# [Written problem]
Collect all lines below with the string "وعند".

# [Data entries]
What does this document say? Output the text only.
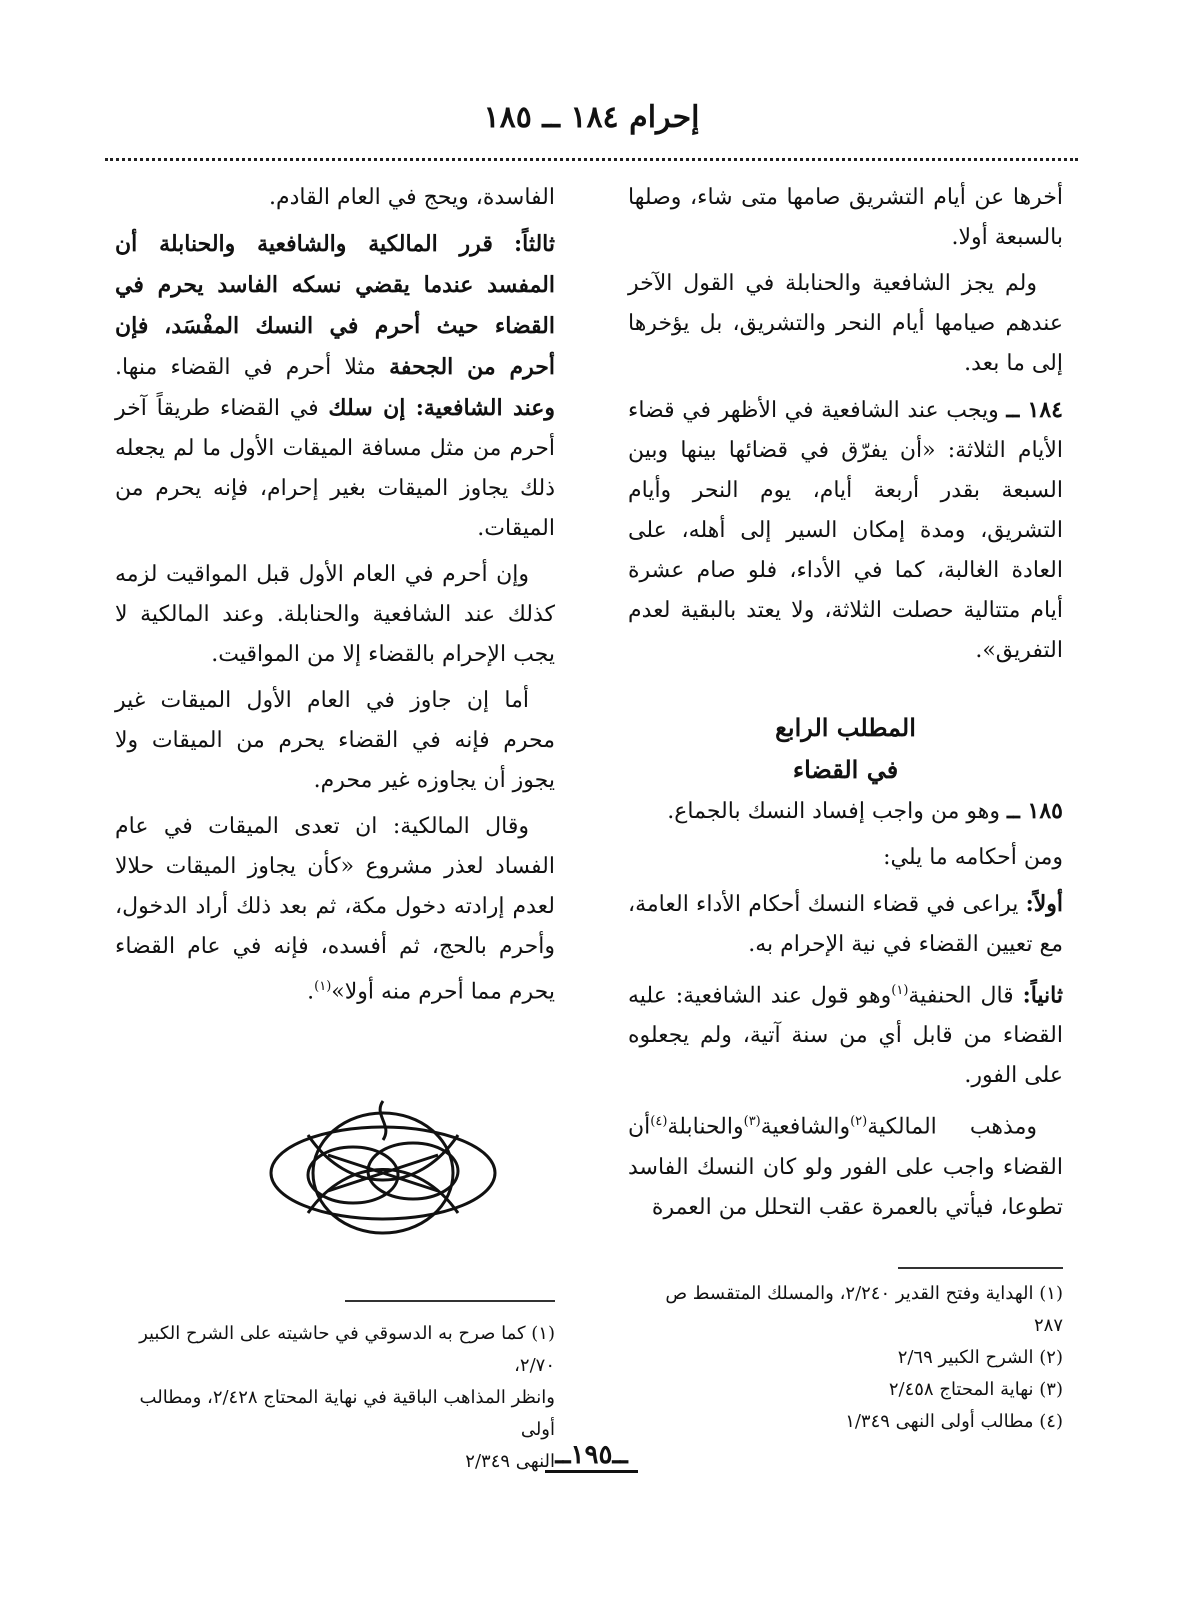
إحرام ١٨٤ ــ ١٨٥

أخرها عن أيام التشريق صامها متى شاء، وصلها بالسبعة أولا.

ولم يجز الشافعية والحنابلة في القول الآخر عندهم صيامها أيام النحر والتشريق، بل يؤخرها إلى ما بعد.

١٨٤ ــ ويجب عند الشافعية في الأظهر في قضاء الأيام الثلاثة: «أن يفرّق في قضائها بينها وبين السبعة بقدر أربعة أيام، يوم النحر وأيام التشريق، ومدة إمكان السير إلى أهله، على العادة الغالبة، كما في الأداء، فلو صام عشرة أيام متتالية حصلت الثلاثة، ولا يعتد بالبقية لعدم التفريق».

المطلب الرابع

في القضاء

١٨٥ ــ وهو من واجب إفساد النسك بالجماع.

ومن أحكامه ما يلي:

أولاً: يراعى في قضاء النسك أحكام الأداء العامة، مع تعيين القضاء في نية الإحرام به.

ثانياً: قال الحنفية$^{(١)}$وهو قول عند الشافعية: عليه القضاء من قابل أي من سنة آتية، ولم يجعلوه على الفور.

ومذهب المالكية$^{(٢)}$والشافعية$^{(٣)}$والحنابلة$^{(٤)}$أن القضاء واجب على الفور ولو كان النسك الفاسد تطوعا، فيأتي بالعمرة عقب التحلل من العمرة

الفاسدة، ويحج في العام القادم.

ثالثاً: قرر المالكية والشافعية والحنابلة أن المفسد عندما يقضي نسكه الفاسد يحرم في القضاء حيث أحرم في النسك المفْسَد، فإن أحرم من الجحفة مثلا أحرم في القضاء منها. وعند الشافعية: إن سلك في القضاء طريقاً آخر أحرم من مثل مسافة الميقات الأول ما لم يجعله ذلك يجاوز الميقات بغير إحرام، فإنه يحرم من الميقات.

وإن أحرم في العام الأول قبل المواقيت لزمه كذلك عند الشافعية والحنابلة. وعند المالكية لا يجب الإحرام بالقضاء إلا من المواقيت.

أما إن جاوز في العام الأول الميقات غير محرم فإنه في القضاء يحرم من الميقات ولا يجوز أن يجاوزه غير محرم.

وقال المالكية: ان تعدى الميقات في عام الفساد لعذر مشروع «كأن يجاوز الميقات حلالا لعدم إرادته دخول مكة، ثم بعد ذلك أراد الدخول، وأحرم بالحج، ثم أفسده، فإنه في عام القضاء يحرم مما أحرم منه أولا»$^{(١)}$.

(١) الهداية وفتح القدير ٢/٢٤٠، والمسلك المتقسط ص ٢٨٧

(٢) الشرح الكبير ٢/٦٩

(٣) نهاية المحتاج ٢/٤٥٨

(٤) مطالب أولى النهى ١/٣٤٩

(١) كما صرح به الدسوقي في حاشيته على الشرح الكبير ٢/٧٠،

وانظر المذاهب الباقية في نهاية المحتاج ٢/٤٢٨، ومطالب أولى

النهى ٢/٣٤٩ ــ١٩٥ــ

# [Answer in full]
ثالثاً: قرر المالكية والشافعية والحنابلة أن المفسد عندما يقضي نسكه الفاسد يحرم في القضاء حيث أحرم في النسك المفْسَد، فإن أحرم من الجحفة مثلا أحرم في القضاء منها. وعند الشافعية: إن سلك في القضاء طريقاً آخر أحرم من مثل مسافة الميقات الأول ما لم يجعله ذلك يجاوز الميقات بغير إحرام، فإنه يحرم من الميقات.
وإن أحرم في العام الأول قبل المواقيت لزمه كذلك عند الشافعية والحنابلة. وعند المالكية لا يجب الإحرام بالقضاء إلا من المواقيت.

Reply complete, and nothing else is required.